Dataset records:
— Begin —

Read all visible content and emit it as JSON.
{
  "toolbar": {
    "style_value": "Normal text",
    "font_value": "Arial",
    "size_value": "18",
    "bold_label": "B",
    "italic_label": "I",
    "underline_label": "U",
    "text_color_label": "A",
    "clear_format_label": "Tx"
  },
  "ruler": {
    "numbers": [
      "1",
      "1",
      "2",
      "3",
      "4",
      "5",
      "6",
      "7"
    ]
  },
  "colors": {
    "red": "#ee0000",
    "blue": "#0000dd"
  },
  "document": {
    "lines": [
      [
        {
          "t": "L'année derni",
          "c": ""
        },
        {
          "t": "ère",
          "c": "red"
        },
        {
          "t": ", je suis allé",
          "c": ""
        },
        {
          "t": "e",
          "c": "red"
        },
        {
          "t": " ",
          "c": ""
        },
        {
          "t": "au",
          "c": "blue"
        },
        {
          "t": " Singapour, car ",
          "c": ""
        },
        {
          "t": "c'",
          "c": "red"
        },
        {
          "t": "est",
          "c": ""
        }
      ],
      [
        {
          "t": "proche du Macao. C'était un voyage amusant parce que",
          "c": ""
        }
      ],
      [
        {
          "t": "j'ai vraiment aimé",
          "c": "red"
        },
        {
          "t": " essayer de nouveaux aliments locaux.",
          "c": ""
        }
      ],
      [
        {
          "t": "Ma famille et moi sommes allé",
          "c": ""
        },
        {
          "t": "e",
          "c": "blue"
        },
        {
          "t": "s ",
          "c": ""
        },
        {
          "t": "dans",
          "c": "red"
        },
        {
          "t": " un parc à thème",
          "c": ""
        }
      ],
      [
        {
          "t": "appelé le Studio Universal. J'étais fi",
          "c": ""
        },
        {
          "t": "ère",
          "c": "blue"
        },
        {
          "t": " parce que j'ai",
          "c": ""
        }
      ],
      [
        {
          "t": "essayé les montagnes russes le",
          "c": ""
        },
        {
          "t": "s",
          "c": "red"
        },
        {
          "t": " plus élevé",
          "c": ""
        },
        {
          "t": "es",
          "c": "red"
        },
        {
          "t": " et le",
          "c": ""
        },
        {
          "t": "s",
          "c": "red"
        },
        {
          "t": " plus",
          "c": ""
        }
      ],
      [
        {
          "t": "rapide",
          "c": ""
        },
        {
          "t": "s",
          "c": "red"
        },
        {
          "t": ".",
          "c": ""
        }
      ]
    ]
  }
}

— End —

Select and copy every line of the material that holds the string "allé".

In response:
          "t": ", je suis allé",
          "t": "Ma famille et moi sommes allé",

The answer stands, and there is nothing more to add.